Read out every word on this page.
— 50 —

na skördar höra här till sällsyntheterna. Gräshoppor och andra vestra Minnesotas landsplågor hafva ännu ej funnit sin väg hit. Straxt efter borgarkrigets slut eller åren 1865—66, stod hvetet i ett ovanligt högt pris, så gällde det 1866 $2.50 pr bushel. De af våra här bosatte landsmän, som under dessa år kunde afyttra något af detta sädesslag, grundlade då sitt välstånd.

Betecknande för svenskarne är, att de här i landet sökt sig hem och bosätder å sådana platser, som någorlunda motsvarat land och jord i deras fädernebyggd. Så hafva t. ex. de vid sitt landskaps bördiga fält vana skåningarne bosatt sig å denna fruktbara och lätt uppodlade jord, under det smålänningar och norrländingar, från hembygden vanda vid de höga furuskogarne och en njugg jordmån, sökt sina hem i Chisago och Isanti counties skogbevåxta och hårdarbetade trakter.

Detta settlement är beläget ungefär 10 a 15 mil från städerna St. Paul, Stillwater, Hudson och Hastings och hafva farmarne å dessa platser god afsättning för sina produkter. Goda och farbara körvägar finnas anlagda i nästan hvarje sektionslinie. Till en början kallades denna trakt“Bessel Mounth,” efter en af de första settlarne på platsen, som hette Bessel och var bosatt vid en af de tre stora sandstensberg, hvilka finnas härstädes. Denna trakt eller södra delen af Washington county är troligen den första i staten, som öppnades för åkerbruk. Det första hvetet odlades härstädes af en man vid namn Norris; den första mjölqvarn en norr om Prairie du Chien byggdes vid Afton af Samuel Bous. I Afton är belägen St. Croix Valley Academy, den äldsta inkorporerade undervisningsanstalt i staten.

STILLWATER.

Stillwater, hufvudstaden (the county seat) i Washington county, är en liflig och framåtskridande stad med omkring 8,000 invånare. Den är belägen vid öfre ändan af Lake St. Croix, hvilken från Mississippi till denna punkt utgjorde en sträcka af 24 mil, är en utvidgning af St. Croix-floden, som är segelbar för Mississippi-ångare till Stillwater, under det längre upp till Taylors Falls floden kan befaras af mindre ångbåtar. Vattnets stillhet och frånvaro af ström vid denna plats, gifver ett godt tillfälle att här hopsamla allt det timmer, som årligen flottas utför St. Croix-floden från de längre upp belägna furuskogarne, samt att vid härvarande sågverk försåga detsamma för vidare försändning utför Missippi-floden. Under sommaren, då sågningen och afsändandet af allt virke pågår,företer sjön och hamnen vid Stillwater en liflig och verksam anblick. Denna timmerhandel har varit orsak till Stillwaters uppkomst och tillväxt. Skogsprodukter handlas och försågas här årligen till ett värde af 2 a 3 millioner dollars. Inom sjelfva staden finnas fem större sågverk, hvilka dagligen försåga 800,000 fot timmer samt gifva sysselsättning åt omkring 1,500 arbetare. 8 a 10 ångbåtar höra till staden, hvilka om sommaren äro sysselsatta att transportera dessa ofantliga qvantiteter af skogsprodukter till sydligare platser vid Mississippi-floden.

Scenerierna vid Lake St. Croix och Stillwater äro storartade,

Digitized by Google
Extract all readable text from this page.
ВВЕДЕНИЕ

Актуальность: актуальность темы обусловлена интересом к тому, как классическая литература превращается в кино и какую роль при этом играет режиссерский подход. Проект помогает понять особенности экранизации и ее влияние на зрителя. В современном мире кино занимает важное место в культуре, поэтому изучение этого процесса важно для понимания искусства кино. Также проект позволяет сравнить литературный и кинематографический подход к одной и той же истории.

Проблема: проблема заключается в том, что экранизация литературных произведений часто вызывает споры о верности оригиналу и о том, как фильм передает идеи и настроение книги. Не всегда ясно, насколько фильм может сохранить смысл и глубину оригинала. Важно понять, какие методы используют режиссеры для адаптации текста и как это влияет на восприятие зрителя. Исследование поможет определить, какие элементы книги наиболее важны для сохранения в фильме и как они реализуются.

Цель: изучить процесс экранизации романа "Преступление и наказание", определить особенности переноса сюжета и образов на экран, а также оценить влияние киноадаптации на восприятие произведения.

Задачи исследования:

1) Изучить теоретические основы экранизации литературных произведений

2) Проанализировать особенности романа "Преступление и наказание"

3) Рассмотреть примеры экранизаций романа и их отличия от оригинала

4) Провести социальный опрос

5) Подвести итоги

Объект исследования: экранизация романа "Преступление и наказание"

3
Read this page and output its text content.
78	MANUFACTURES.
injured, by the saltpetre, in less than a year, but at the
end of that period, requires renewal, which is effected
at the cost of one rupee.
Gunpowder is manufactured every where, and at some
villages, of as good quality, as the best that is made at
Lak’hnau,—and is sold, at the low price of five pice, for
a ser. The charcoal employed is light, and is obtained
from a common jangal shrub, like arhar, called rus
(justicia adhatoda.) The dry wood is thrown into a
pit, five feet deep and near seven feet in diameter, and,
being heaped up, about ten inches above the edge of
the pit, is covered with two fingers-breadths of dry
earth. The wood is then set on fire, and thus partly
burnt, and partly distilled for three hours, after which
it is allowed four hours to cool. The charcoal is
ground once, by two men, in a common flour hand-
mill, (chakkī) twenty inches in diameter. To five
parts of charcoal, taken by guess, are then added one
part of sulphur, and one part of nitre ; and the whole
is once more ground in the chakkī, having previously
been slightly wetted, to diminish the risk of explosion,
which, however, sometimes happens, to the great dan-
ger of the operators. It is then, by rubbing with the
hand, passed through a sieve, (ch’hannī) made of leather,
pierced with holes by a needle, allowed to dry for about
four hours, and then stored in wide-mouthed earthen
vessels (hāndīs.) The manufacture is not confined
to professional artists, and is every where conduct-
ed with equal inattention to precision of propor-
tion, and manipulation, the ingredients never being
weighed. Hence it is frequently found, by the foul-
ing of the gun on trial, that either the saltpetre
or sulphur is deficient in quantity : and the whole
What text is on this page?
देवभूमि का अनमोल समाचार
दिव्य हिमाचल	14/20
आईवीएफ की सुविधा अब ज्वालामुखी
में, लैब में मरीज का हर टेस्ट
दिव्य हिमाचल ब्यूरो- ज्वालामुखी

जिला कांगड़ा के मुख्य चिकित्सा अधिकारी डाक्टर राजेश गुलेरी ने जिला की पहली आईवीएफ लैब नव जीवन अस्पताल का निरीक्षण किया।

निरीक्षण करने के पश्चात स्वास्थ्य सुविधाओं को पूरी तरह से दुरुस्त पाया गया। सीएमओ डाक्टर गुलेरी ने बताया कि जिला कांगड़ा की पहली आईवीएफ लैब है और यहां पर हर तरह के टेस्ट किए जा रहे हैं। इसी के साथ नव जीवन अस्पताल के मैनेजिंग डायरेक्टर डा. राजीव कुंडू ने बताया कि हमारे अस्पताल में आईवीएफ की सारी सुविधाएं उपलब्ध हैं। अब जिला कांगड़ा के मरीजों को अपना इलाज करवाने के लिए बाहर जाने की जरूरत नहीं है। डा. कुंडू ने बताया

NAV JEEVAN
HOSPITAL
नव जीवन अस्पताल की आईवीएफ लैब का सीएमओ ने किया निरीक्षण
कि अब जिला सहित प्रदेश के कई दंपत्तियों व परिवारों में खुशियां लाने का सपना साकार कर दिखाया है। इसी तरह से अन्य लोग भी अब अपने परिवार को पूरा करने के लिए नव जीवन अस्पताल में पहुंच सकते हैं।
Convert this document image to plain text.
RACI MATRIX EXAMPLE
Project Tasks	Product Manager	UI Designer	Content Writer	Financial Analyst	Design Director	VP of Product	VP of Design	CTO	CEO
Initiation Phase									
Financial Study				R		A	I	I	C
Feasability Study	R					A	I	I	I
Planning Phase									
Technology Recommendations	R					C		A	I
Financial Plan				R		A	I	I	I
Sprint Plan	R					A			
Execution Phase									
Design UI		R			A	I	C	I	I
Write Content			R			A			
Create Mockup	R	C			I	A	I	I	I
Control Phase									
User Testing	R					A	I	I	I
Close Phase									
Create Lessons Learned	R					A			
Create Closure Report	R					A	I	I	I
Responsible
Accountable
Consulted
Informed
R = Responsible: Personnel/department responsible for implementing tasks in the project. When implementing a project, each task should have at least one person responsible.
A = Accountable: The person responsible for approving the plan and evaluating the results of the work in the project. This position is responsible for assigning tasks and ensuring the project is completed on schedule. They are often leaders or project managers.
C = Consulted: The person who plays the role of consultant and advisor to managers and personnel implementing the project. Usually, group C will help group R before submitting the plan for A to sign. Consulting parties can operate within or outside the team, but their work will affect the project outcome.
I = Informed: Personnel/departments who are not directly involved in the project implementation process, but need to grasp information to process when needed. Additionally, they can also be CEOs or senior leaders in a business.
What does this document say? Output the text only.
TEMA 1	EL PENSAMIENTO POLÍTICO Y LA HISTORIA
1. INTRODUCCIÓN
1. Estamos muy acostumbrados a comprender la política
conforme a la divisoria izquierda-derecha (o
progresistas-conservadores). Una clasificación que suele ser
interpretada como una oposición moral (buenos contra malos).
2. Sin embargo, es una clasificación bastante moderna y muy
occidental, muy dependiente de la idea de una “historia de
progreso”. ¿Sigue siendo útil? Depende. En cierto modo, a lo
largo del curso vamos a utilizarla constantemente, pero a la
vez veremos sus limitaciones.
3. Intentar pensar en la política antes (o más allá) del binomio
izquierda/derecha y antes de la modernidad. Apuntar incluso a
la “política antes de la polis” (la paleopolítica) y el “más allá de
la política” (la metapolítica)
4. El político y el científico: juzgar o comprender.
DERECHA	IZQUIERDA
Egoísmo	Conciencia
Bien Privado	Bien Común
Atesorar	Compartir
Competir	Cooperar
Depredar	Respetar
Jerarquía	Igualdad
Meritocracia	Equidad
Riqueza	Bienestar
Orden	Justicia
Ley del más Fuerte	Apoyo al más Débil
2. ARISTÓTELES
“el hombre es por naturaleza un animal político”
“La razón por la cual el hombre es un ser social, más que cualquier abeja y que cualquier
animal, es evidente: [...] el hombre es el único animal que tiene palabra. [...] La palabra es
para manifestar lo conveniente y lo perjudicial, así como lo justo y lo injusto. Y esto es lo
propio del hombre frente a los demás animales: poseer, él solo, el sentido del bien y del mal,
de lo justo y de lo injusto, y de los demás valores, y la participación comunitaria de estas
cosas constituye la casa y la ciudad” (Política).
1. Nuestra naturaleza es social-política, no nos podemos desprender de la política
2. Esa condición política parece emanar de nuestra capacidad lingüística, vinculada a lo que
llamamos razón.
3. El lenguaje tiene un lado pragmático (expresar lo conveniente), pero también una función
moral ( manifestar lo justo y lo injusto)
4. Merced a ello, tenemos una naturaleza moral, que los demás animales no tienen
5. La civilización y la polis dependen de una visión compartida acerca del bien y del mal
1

========================================

Identify and copy the lines holding the word "Design".

Project Tasks	Product Manager	UI Designer	Content Writer	Financial Analyst	Design Director	VP of Product	VP of Design	CTO	CEO
Design UI		R			A	I	C	I	I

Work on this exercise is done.